Data provided:
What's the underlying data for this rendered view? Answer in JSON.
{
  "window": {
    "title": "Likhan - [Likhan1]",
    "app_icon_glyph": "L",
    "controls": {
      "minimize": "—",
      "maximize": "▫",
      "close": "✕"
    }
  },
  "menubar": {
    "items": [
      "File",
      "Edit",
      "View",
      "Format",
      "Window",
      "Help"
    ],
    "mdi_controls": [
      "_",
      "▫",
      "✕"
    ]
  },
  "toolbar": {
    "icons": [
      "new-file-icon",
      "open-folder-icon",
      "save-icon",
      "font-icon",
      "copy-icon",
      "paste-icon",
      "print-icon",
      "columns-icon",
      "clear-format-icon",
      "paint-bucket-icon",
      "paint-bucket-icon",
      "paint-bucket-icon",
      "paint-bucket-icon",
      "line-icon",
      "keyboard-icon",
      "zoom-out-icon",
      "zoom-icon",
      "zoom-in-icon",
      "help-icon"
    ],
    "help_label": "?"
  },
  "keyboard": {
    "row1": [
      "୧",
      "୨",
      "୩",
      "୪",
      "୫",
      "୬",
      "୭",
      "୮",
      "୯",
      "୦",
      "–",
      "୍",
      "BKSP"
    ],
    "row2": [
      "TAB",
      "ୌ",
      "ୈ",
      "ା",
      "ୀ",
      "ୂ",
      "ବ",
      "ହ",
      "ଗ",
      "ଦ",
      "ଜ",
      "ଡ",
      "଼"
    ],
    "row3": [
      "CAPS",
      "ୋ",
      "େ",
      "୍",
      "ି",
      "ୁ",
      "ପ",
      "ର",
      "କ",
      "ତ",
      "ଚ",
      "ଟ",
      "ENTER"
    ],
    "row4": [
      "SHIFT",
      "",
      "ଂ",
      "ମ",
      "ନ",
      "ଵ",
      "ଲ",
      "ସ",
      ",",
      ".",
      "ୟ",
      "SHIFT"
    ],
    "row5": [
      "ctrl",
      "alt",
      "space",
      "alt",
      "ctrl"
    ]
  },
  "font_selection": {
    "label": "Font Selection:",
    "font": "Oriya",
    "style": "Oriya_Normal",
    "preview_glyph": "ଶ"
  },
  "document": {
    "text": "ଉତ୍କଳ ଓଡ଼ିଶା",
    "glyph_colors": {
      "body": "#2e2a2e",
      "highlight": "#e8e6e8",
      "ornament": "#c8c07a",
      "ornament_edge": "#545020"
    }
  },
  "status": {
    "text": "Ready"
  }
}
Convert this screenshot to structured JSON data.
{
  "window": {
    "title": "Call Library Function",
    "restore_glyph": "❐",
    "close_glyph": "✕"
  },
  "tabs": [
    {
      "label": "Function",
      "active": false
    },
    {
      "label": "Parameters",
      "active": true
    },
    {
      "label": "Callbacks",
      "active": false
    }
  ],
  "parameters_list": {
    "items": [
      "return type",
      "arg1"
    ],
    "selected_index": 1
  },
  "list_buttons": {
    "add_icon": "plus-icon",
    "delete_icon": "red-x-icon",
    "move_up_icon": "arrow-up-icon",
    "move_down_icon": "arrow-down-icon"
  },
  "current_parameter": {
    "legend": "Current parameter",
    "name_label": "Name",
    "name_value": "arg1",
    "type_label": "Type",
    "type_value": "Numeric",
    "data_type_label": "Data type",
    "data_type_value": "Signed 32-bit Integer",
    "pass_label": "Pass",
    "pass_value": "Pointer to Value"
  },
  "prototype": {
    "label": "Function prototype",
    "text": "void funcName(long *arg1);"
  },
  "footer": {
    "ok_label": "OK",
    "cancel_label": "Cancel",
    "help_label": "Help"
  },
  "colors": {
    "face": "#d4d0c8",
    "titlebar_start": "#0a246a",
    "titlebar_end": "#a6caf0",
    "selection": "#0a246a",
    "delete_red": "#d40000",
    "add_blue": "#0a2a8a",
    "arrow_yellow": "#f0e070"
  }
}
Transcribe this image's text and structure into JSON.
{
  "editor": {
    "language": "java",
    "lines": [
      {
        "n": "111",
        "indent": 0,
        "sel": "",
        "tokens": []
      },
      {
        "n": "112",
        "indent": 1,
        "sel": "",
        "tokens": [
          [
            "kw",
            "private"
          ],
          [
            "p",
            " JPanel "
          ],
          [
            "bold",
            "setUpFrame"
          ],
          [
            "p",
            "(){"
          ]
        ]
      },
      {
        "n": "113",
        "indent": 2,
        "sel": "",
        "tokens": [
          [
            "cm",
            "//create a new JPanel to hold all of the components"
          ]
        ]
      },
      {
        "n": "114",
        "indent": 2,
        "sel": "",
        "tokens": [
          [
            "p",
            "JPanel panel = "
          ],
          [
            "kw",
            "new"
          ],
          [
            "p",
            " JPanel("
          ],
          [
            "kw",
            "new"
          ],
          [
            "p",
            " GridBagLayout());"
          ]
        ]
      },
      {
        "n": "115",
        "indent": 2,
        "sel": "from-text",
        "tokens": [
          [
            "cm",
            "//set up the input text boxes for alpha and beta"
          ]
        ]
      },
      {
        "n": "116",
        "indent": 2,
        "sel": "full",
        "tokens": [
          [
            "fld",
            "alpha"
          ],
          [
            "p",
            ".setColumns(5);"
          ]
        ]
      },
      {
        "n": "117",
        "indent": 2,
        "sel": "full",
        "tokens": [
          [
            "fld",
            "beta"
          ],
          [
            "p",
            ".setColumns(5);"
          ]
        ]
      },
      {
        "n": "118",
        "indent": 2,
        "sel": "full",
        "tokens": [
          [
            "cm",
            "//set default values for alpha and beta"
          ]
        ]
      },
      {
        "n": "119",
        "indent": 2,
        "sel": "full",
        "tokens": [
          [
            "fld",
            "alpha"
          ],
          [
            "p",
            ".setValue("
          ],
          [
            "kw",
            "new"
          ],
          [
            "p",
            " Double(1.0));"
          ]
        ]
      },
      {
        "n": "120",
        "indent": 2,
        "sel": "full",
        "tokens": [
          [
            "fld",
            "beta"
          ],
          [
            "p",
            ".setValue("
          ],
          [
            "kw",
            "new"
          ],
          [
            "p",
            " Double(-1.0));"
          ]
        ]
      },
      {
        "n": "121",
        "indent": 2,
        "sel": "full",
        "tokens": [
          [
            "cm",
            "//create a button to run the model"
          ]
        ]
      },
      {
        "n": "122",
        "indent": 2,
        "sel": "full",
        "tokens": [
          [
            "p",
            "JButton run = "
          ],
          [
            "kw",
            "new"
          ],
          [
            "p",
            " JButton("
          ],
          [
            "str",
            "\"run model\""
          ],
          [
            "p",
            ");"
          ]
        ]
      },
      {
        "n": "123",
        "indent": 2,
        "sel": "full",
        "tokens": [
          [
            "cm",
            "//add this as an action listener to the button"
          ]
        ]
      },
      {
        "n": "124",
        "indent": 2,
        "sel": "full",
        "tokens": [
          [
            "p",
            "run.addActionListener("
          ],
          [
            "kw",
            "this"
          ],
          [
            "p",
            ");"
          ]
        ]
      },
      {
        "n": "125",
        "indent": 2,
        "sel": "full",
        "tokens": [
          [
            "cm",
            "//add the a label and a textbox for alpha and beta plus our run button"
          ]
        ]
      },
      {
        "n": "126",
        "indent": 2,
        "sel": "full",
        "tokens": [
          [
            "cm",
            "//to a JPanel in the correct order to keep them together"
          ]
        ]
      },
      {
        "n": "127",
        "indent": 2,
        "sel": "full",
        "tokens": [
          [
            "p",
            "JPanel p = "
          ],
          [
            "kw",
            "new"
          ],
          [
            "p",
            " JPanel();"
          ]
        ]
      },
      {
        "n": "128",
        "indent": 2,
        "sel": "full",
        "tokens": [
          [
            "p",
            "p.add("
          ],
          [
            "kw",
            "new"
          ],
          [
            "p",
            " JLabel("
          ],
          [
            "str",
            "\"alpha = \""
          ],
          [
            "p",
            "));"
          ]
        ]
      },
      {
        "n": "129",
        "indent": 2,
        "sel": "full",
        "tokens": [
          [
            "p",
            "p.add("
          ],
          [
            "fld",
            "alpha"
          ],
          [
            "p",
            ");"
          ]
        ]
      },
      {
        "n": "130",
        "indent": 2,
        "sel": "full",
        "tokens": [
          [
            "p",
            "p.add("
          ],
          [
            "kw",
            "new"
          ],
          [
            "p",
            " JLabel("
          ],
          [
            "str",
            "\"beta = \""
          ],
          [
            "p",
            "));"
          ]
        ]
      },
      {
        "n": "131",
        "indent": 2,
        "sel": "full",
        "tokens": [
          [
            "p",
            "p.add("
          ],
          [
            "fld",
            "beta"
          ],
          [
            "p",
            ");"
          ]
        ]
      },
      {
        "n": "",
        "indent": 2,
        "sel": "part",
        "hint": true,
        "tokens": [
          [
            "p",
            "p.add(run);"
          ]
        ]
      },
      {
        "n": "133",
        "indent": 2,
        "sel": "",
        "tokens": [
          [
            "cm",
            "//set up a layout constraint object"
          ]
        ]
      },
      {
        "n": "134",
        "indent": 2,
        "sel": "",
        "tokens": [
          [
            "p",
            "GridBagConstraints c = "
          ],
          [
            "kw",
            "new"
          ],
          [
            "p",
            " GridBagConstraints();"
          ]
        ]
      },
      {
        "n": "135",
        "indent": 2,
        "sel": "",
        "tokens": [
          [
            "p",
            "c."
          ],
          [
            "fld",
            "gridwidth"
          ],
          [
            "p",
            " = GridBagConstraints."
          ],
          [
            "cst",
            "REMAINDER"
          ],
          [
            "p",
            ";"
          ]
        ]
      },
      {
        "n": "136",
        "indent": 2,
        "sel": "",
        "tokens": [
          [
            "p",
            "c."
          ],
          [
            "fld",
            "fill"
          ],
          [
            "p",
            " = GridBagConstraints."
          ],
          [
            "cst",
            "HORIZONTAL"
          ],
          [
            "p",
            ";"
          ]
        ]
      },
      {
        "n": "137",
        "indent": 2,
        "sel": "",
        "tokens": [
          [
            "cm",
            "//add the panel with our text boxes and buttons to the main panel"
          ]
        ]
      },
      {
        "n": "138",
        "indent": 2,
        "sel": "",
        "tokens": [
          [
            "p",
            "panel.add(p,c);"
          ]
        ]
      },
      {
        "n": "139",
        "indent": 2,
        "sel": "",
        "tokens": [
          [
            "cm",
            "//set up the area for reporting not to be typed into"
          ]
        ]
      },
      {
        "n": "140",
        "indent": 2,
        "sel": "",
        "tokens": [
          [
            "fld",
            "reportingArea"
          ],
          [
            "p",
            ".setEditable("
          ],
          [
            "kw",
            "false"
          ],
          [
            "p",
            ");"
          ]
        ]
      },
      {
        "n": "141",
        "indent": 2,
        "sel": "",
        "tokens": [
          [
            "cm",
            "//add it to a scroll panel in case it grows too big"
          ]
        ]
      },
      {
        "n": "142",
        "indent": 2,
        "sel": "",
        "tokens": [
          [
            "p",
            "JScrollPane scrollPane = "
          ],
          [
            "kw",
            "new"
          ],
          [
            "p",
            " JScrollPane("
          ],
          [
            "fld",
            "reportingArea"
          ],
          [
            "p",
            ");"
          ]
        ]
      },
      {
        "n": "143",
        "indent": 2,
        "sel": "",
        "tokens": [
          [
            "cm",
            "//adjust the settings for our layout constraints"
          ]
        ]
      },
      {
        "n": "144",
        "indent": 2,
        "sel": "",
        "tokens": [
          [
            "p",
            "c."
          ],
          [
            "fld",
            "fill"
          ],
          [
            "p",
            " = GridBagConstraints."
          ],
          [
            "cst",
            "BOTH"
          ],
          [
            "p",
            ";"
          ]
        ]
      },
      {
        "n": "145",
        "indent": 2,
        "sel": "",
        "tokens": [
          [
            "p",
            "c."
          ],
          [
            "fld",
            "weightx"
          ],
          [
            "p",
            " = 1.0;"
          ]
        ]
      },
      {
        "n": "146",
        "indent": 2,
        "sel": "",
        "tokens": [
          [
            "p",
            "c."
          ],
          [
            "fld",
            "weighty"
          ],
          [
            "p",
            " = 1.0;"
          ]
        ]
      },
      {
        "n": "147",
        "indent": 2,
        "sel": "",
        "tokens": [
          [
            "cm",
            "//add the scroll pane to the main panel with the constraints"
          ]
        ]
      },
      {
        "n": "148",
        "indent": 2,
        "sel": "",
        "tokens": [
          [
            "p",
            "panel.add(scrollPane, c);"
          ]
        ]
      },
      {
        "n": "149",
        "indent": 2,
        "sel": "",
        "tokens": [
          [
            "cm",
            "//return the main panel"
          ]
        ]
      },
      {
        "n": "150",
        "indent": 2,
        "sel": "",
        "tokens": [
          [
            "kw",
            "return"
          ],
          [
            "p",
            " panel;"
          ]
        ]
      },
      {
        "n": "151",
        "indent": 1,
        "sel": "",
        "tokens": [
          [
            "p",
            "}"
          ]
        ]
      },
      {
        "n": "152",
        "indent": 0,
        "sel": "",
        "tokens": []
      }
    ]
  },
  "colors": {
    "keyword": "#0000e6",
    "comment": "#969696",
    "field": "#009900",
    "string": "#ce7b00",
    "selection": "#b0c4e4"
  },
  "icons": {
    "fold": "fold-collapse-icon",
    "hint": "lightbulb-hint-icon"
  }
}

Task objective: Determine how many lines include the word "JSON" and report that number by itself.

Solution to this task: 3